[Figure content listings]
==========
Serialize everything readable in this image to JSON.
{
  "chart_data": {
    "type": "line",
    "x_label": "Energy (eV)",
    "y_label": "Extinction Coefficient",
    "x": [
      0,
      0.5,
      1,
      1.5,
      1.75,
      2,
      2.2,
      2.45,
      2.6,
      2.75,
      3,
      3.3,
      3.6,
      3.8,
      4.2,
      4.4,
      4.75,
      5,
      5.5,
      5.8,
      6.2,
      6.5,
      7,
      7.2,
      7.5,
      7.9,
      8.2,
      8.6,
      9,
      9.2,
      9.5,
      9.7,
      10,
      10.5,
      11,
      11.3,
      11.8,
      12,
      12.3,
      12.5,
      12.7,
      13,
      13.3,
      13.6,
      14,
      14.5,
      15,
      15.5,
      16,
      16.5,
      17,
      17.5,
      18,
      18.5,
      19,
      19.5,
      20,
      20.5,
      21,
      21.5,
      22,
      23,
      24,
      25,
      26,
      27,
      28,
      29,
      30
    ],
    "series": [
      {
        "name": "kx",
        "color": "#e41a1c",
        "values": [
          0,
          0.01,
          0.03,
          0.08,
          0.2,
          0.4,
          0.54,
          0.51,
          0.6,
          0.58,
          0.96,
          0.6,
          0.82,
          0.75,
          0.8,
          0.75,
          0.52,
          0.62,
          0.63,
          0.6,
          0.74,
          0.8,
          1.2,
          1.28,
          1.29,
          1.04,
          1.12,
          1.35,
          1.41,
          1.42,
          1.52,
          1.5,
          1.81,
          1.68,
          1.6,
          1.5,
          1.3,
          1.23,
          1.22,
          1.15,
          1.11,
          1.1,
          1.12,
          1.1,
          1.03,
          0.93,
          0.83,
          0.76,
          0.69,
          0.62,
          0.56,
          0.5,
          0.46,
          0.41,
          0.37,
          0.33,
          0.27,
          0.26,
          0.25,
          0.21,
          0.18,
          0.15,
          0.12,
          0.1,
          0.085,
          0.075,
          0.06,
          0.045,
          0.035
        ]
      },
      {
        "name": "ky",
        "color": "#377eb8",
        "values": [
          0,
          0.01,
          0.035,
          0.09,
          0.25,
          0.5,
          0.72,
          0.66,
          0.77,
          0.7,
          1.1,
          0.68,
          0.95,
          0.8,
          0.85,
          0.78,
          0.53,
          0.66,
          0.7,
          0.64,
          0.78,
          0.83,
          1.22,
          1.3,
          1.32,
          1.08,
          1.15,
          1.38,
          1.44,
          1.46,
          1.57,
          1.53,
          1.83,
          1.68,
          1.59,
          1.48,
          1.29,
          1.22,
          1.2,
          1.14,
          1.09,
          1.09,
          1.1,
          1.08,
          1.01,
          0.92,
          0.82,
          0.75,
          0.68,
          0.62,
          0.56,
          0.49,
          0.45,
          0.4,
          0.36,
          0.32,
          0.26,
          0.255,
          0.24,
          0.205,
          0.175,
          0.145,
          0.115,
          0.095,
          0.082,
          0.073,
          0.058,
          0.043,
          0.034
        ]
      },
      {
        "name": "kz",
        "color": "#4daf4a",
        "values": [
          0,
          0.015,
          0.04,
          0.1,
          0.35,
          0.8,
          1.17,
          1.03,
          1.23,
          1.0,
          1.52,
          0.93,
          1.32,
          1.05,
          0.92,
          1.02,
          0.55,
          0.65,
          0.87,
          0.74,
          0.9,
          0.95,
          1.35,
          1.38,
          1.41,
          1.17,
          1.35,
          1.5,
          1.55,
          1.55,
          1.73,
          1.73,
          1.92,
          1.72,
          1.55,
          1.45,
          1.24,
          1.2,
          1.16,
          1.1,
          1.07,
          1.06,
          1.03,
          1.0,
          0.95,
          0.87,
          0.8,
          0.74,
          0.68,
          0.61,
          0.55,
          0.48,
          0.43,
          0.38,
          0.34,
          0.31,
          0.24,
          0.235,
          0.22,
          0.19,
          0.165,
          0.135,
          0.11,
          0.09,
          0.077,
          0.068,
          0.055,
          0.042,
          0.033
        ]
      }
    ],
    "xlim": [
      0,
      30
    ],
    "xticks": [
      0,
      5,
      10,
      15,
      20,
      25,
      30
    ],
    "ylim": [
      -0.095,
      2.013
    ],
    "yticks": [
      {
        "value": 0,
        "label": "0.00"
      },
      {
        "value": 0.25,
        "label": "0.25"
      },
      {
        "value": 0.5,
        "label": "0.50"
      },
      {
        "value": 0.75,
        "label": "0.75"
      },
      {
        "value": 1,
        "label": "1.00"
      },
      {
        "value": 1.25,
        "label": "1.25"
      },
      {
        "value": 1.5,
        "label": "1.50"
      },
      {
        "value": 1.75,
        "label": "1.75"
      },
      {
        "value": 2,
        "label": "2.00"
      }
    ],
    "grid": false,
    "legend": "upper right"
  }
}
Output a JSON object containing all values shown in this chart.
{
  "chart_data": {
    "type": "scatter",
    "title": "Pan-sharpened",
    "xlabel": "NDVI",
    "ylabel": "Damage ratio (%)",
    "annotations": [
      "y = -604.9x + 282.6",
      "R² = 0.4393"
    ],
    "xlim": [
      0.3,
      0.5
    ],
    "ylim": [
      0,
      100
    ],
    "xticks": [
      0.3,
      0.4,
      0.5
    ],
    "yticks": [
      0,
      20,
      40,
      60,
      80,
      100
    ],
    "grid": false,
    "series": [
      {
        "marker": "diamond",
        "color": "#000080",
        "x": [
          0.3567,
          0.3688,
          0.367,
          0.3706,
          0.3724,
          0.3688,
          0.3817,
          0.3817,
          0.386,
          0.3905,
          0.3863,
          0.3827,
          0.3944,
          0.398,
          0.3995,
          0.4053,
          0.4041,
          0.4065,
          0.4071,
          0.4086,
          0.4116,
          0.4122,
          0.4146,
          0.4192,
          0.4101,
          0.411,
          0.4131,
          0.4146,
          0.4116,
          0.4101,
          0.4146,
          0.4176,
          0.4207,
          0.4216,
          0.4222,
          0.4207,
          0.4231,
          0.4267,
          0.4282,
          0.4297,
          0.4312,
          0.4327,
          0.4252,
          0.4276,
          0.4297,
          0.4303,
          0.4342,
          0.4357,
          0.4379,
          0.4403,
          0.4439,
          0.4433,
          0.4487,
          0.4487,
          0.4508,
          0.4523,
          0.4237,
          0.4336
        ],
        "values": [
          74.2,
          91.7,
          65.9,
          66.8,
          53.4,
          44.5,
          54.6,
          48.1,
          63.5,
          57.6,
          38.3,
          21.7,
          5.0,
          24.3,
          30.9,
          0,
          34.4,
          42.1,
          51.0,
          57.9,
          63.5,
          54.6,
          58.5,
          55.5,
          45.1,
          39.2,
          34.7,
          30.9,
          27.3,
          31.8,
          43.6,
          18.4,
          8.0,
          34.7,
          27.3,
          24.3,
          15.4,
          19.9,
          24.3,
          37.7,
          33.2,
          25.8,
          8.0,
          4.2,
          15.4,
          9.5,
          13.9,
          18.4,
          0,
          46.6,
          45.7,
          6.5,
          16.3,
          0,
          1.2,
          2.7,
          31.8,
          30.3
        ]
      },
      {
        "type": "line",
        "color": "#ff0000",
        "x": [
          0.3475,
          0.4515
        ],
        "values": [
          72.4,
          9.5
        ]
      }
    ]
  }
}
==========
[Exercise details] Retype all the records, matching them exactly.

[Problem solution]
Serialize everything readable in this image to JSON.
{
  "chart_data": {
    "type": "line",
    "x_label": "Energy (eV)",
    "y_label": "Extinction Coefficient",
    "x": [
      0,
      0.5,
      1,
      1.5,
      1.75,
      2,
      2.2,
      2.45,
      2.6,
      2.75,
      3,
      3.3,
      3.6,
      3.8,
      4.2,
      4.4,
      4.75,
      5,
      5.5,
      5.8,
      6.2,
      6.5,
      7,
      7.2,
      7.5,
      7.9,
      8.2,
      8.6,
      9,
      9.2,
      9.5,
      9.7,
      10,
      10.5,
      11,
      11.3,
      11.8,
      12,
      12.3,
      12.5,
      12.7,
      13,
      13.3,
      13.6,
      14,
      14.5,
      15,
      15.5,
      16,
      16.5,
      17,
      17.5,
      18,
      18.5,
      19,
      19.5,
      20,
      20.5,
      21,
      21.5,
      22,
      23,
      24,
      25,
      26,
      27,
      28,
      29,
      30
    ],
    "series": [
      {
        "name": "kx",
        "color": "#e41a1c",
        "values": [
          0,
          0.01,
          0.03,
          0.08,
          0.2,
          0.4,
          0.54,
          0.51,
          0.6,
          0.58,
          0.96,
          0.6,
          0.82,
          0.75,
          0.8,
          0.75,
          0.52,
          0.62,
          0.63,
          0.6,
          0.74,
          0.8,
          1.2,
          1.28,
          1.29,
          1.04,
          1.12,
          1.35,
          1.41,
          1.42,
          1.52,
          1.5,
          1.81,
          1.68,
          1.6,
          1.5,
          1.3,
          1.23,
          1.22,
          1.15,
          1.11,
          1.1,
          1.12,
          1.1,
          1.03,
          0.93,
          0.83,
          0.76,
          0.69,
          0.62,
          0.56,
          0.5,
          0.46,
          0.41,
          0.37,
          0.33,
          0.27,
          0.26,
          0.25,
          0.21,
          0.18,
          0.15,
          0.12,
          0.1,
          0.085,
          0.075,
          0.06,
          0.045,
          0.035
        ]
      },
      {
        "name": "ky",
        "color": "#377eb8",
        "values": [
          0,
          0.01,
          0.035,
          0.09,
          0.25,
          0.5,
          0.72,
          0.66,
          0.77,
          0.7,
          1.1,
          0.68,
          0.95,
          0.8,
          0.85,
          0.78,
          0.53,
          0.66,
          0.7,
          0.64,
          0.78,
          0.83,
          1.22,
          1.3,
          1.32,
          1.08,
          1.15,
          1.38,
          1.44,
          1.46,
          1.57,
          1.53,
          1.83,
          1.68,
          1.59,
          1.48,
          1.29,
          1.22,
          1.2,
          1.14,
          1.09,
          1.09,
          1.1,
          1.08,
          1.01,
          0.92,
          0.82,
          0.75,
          0.68,
          0.62,
          0.56,
          0.49,
          0.45,
          0.4,
          0.36,
          0.32,
          0.26,
          0.255,
          0.24,
          0.205,
          0.175,
          0.145,
          0.115,
          0.095,
          0.082,
          0.073,
          0.058,
          0.043,
          0.034
        ]
      },
      {
        "name": "kz",
        "color": "#4daf4a",
        "values": [
          0,
          0.015,
          0.04,
          0.1,
          0.35,
          0.8,
          1.17,
          1.03,
          1.23,
          1.0,
          1.52,
          0.93,
          1.32,
          1.05,
          0.92,
          1.02,
          0.55,
          0.65,
          0.87,
          0.74,
          0.9,
          0.95,
          1.35,
          1.38,
          1.41,
          1.17,
          1.35,
          1.5,
          1.55,
          1.55,
          1.73,
          1.73,
          1.92,
          1.72,
          1.55,
          1.45,
          1.24,
          1.2,
          1.16,
          1.1,
          1.07,
          1.06,
          1.03,
          1.0,
          0.95,
          0.87,
          0.8,
          0.74,
          0.68,
          0.61,
          0.55,
          0.48,
          0.43,
          0.38,
          0.34,
          0.31,
          0.24,
          0.235,
          0.22,
          0.19,
          0.165,
          0.135,
          0.11,
          0.09,
          0.077,
          0.068,
          0.055,
          0.042,
          0.033
        ]
      }
    ],
    "xlim": [
      0,
      30
    ],
    "xticks": [
      0,
      5,
      10,
      15,
      20,
      25,
      30
    ],
    "ylim": [
      -0.095,
      2.013
    ],
    "yticks": [
      {
        "value": 0,
        "label": "0.00"
      },
      {
        "value": 0.25,
        "label": "0.25"
      },
      {
        "value": 0.5,
        "label": "0.50"
      },
      {
        "value": 0.75,
        "label": "0.75"
      },
      {
        "value": 1,
        "label": "1.00"
      },
      {
        "value": 1.25,
        "label": "1.25"
      },
      {
        "value": 1.5,
        "label": "1.50"
      },
      {
        "value": 1.75,
        "label": "1.75"
      },
      {
        "value": 2,
        "label": "2.00"
      }
    ],
    "grid": false,
    "legend": "upper right"
  }
}
Output a JSON object containing all values shown in this chart.
{
  "chart_data": {
    "type": "scatter",
    "title": "Pan-sharpened",
    "xlabel": "NDVI",
    "ylabel": "Damage ratio (%)",
    "annotations": [
      "y = -604.9x + 282.6",
      "R² = 0.4393"
    ],
    "xlim": [
      0.3,
      0.5
    ],
    "ylim": [
      0,
      100
    ],
    "xticks": [
      0.3,
      0.4,
      0.5
    ],
    "yticks": [
      0,
      20,
      40,
      60,
      80,
      100
    ],
    "grid": false,
    "series": [
      {
        "marker": "diamond",
        "color": "#000080",
        "x": [
          0.3567,
          0.3688,
          0.367,
          0.3706,
          0.3724,
          0.3688,
          0.3817,
          0.3817,
          0.386,
          0.3905,
          0.3863,
          0.3827,
          0.3944,
          0.398,
          0.3995,
          0.4053,
          0.4041,
          0.4065,
          0.4071,
          0.4086,
          0.4116,
          0.4122,
          0.4146,
          0.4192,
          0.4101,
          0.411,
          0.4131,
          0.4146,
          0.4116,
          0.4101,
          0.4146,
          0.4176,
          0.4207,
          0.4216,
          0.4222,
          0.4207,
          0.4231,
          0.4267,
          0.4282,
          0.4297,
          0.4312,
          0.4327,
          0.4252,
          0.4276,
          0.4297,
          0.4303,
          0.4342,
          0.4357,
          0.4379,
          0.4403,
          0.4439,
          0.4433,
          0.4487,
          0.4487,
          0.4508,
          0.4523,
          0.4237,
          0.4336
        ],
        "values": [
          74.2,
          91.7,
          65.9,
          66.8,
          53.4,
          44.5,
          54.6,
          48.1,
          63.5,
          57.6,
          38.3,
          21.7,
          5.0,
          24.3,
          30.9,
          0,
          34.4,
          42.1,
          51.0,
          57.9,
          63.5,
          54.6,
          58.5,
          55.5,
          45.1,
          39.2,
          34.7,
          30.9,
          27.3,
          31.8,
          43.6,
          18.4,
          8.0,
          34.7,
          27.3,
          24.3,
          15.4,
          19.9,
          24.3,
          37.7,
          33.2,
          25.8,
          8.0,
          4.2,
          15.4,
          9.5,
          13.9,
          18.4,
          0,
          46.6,
          45.7,
          6.5,
          16.3,
          0,
          1.2,
          2.7,
          31.8,
          30.3
        ]
      },
      {
        "type": "line",
        "color": "#ff0000",
        "x": [
          0.3475,
          0.4515
        ],
        "values": [
          72.4,
          9.5
        ]
      }
    ]
  }
}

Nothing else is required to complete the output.